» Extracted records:
╭──
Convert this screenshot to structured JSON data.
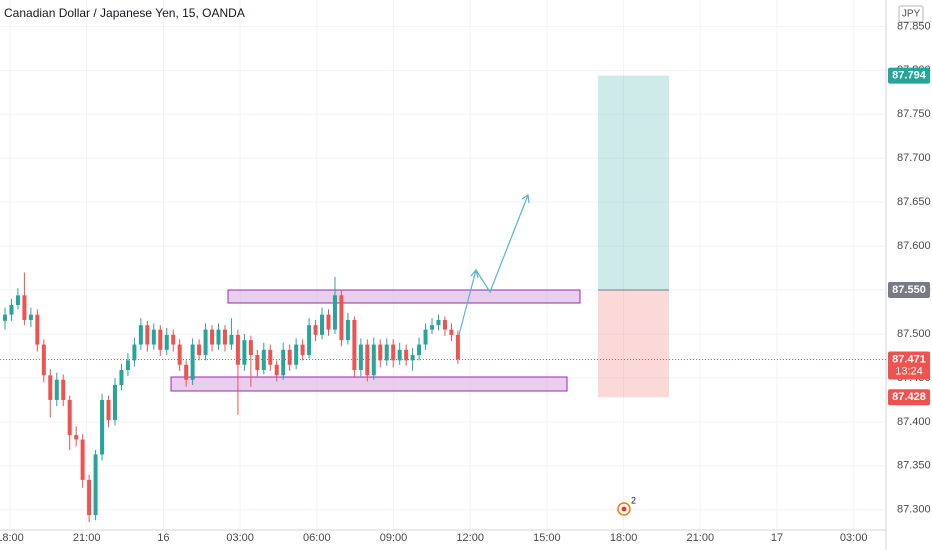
{
  "chart_data": {
    "type": "candlestick",
    "title": "Canadian Dollar / Japanese Yen, 15, OANDA",
    "currency": "JPY",
    "open": [
      87.515,
      87.522,
      87.533,
      87.544,
      87.516,
      87.522,
      87.488,
      87.453,
      87.425,
      87.448,
      87.425,
      87.385,
      87.38,
      87.334,
      87.294,
      87.363,
      87.425,
      87.402,
      87.442,
      87.459,
      87.47,
      87.488,
      87.51,
      87.488,
      87.505,
      87.482,
      87.499,
      87.488,
      87.465,
      87.448,
      87.488,
      87.476,
      87.505,
      87.488,
      87.505,
      87.488,
      87.499,
      87.465,
      87.493,
      87.476,
      87.459,
      87.482,
      87.465,
      87.453,
      87.482,
      87.465,
      87.488,
      87.476,
      87.51,
      87.499,
      87.522,
      87.505,
      87.544,
      87.493,
      87.516,
      87.459,
      87.488,
      87.453,
      87.488,
      87.47,
      87.488,
      87.47,
      87.482,
      87.47,
      87.476,
      87.488,
      87.505,
      87.51,
      87.516,
      87.505,
      87.499
    ],
    "high": [
      87.53,
      87.54,
      87.552,
      87.57,
      87.53,
      87.528,
      87.494,
      87.46,
      87.456,
      87.454,
      87.43,
      87.395,
      87.386,
      87.34,
      87.368,
      87.432,
      87.43,
      87.45,
      87.466,
      87.478,
      87.496,
      87.518,
      87.515,
      87.512,
      87.51,
      87.507,
      87.505,
      87.494,
      87.47,
      87.495,
      87.494,
      87.512,
      87.51,
      87.512,
      87.51,
      87.518,
      87.505,
      87.5,
      87.498,
      87.482,
      87.49,
      87.488,
      87.47,
      87.49,
      87.488,
      87.495,
      87.494,
      87.518,
      87.516,
      87.53,
      87.528,
      87.565,
      87.55,
      87.524,
      87.52,
      87.495,
      87.494,
      87.496,
      87.494,
      87.495,
      87.494,
      87.49,
      87.488,
      87.484,
      87.496,
      87.512,
      87.518,
      87.522,
      87.52,
      87.512,
      87.504
    ],
    "low": [
      87.505,
      87.515,
      87.528,
      87.51,
      87.508,
      87.48,
      87.445,
      87.405,
      87.418,
      87.418,
      87.368,
      87.372,
      87.325,
      87.286,
      87.288,
      87.356,
      87.394,
      87.396,
      87.436,
      87.452,
      87.463,
      87.482,
      87.48,
      87.482,
      87.475,
      87.476,
      87.48,
      87.458,
      87.44,
      87.442,
      87.47,
      87.47,
      87.48,
      87.482,
      87.48,
      87.482,
      87.408,
      87.458,
      87.44,
      87.452,
      87.454,
      87.458,
      87.446,
      87.448,
      87.458,
      87.46,
      87.47,
      87.472,
      87.492,
      87.494,
      87.498,
      87.5,
      87.486,
      87.488,
      87.45,
      87.452,
      87.446,
      87.448,
      87.462,
      87.464,
      87.462,
      87.465,
      87.464,
      87.458,
      87.47,
      87.482,
      87.5,
      87.504,
      87.498,
      87.492,
      87.466
    ],
    "close": [
      87.522,
      87.533,
      87.544,
      87.516,
      87.522,
      87.488,
      87.453,
      87.425,
      87.448,
      87.425,
      87.385,
      87.38,
      87.334,
      87.294,
      87.363,
      87.425,
      87.402,
      87.442,
      87.459,
      87.47,
      87.488,
      87.51,
      87.488,
      87.505,
      87.482,
      87.499,
      87.488,
      87.465,
      87.448,
      87.488,
      87.476,
      87.505,
      87.488,
      87.505,
      87.488,
      87.499,
      87.465,
      87.493,
      87.476,
      87.459,
      87.482,
      87.465,
      87.453,
      87.482,
      87.465,
      87.488,
      87.476,
      87.51,
      87.499,
      87.522,
      87.505,
      87.544,
      87.493,
      87.516,
      87.459,
      87.488,
      87.453,
      87.488,
      87.47,
      87.488,
      87.47,
      87.482,
      87.47,
      87.476,
      87.488,
      87.505,
      87.51,
      87.516,
      87.505,
      87.499,
      87.471
    ],
    "up_color": "#26a69a",
    "down_color": "#ef5350",
    "ylim": [
      87.277,
      87.88
    ],
    "yticks": [
      {
        "value": 87.3,
        "label": "87.300"
      },
      {
        "value": 87.35,
        "label": "87.350"
      },
      {
        "value": 87.4,
        "label": "87.400"
      },
      {
        "value": 87.45,
        "label": "87.450"
      },
      {
        "value": 87.5,
        "label": "87.500"
      },
      {
        "value": 87.55,
        "label": "87.550"
      },
      {
        "value": 87.6,
        "label": "87.600"
      },
      {
        "value": 87.65,
        "label": "87.650"
      },
      {
        "value": 87.7,
        "label": "87.700"
      },
      {
        "value": 87.75,
        "label": "87.750"
      },
      {
        "value": 87.8,
        "label": "87.800"
      },
      {
        "value": 87.85,
        "label": "87.850"
      }
    ],
    "xticks": [
      "18:00",
      "21:00",
      "16",
      "03:00",
      "06:00",
      "09:00",
      "12:00",
      "15:00",
      "18:00",
      "21:00",
      "17",
      "03:00"
    ],
    "grid": true,
    "last_price": 87.471,
    "countdown": "13:24",
    "position": {
      "target": 87.794,
      "entry": {
        "value": 87.55,
        "label": "87.550"
      },
      "stop": 87.428,
      "target_color": "#26a69a",
      "entry_color": "#787b86",
      "stop_color": "#ef5350"
    },
    "event_count": "2"
  }
}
╰──
» Exercise: Return all of the entries exactly as written, but drop any pictures they hold.

» Exercise output:
Convert this screenshot to structured JSON data.
{
  "chart_data": {
    "type": "candlestick",
    "title": "Canadian Dollar / Japanese Yen, 15, OANDA",
    "currency": "JPY",
    "open": [
      87.515,
      87.522,
      87.533,
      87.544,
      87.516,
      87.522,
      87.488,
      87.453,
      87.425,
      87.448,
      87.425,
      87.385,
      87.38,
      87.334,
      87.294,
      87.363,
      87.425,
      87.402,
      87.442,
      87.459,
      87.47,
      87.488,
      87.51,
      87.488,
      87.505,
      87.482,
      87.499,
      87.488,
      87.465,
      87.448,
      87.488,
      87.476,
      87.505,
      87.488,
      87.505,
      87.488,
      87.499,
      87.465,
      87.493,
      87.476,
      87.459,
      87.482,
      87.465,
      87.453,
      87.482,
      87.465,
      87.488,
      87.476,
      87.51,
      87.499,
      87.522,
      87.505,
      87.544,
      87.493,
      87.516,
      87.459,
      87.488,
      87.453,
      87.488,
      87.47,
      87.488,
      87.47,
      87.482,
      87.47,
      87.476,
      87.488,
      87.505,
      87.51,
      87.516,
      87.505,
      87.499
    ],
    "high": [
      87.53,
      87.54,
      87.552,
      87.57,
      87.53,
      87.528,
      87.494,
      87.46,
      87.456,
      87.454,
      87.43,
      87.395,
      87.386,
      87.34,
      87.368,
      87.432,
      87.43,
      87.45,
      87.466,
      87.478,
      87.496,
      87.518,
      87.515,
      87.512,
      87.51,
      87.507,
      87.505,
      87.494,
      87.47,
      87.495,
      87.494,
      87.512,
      87.51,
      87.512,
      87.51,
      87.518,
      87.505,
      87.5,
      87.498,
      87.482,
      87.49,
      87.488,
      87.47,
      87.49,
      87.488,
      87.495,
      87.494,
      87.518,
      87.516,
      87.53,
      87.528,
      87.565,
      87.55,
      87.524,
      87.52,
      87.495,
      87.494,
      87.496,
      87.494,
      87.495,
      87.494,
      87.49,
      87.488,
      87.484,
      87.496,
      87.512,
      87.518,
      87.522,
      87.52,
      87.512,
      87.504
    ],
    "low": [
      87.505,
      87.515,
      87.528,
      87.51,
      87.508,
      87.48,
      87.445,
      87.405,
      87.418,
      87.418,
      87.368,
      87.372,
      87.325,
      87.286,
      87.288,
      87.356,
      87.394,
      87.396,
      87.436,
      87.452,
      87.463,
      87.482,
      87.48,
      87.482,
      87.475,
      87.476,
      87.48,
      87.458,
      87.44,
      87.442,
      87.47,
      87.47,
      87.48,
      87.482,
      87.48,
      87.482,
      87.408,
      87.458,
      87.44,
      87.452,
      87.454,
      87.458,
      87.446,
      87.448,
      87.458,
      87.46,
      87.47,
      87.472,
      87.492,
      87.494,
      87.498,
      87.5,
      87.486,
      87.488,
      87.45,
      87.452,
      87.446,
      87.448,
      87.462,
      87.464,
      87.462,
      87.465,
      87.464,
      87.458,
      87.47,
      87.482,
      87.5,
      87.504,
      87.498,
      87.492,
      87.466
    ],
    "close": [
      87.522,
      87.533,
      87.544,
      87.516,
      87.522,
      87.488,
      87.453,
      87.425,
      87.448,
      87.425,
      87.385,
      87.38,
      87.334,
      87.294,
      87.363,
      87.425,
      87.402,
      87.442,
      87.459,
      87.47,
      87.488,
      87.51,
      87.488,
      87.505,
      87.482,
      87.499,
      87.488,
      87.465,
      87.448,
      87.488,
      87.476,
      87.505,
      87.488,
      87.505,
      87.488,
      87.499,
      87.465,
      87.493,
      87.476,
      87.459,
      87.482,
      87.465,
      87.453,
      87.482,
      87.465,
      87.488,
      87.476,
      87.51,
      87.499,
      87.522,
      87.505,
      87.544,
      87.493,
      87.516,
      87.459,
      87.488,
      87.453,
      87.488,
      87.47,
      87.488,
      87.47,
      87.482,
      87.47,
      87.476,
      87.488,
      87.505,
      87.51,
      87.516,
      87.505,
      87.499,
      87.471
    ],
    "up_color": "#26a69a",
    "down_color": "#ef5350",
    "ylim": [
      87.277,
      87.88
    ],
    "yticks": [
      {
        "value": 87.3,
        "label": "87.300"
      },
      {
        "value": 87.35,
        "label": "87.350"
      },
      {
        "value": 87.4,
        "label": "87.400"
      },
      {
        "value": 87.45,
        "label": "87.450"
      },
      {
        "value": 87.5,
        "label": "87.500"
      },
      {
        "value": 87.55,
        "label": "87.550"
      },
      {
        "value": 87.6,
        "label": "87.600"
      },
      {
        "value": 87.65,
        "label": "87.650"
      },
      {
        "value": 87.7,
        "label": "87.700"
      },
      {
        "value": 87.75,
        "label": "87.750"
      },
      {
        "value": 87.8,
        "label": "87.800"
      },
      {
        "value": 87.85,
        "label": "87.850"
      }
    ],
    "xticks": [
      "18:00",
      "21:00",
      "16",
      "03:00",
      "06:00",
      "09:00",
      "12:00",
      "15:00",
      "18:00",
      "21:00",
      "17",
      "03:00"
    ],
    "grid": true,
    "last_price": 87.471,
    "countdown": "13:24",
    "position": {
      "target": 87.794,
      "entry": {
        "value": 87.55,
        "label": "87.550"
      },
      "stop": 87.428,
      "target_color": "#26a69a",
      "entry_color": "#787b86",
      "stop_color": "#ef5350"
    },
    "event_count": "2"
  }
}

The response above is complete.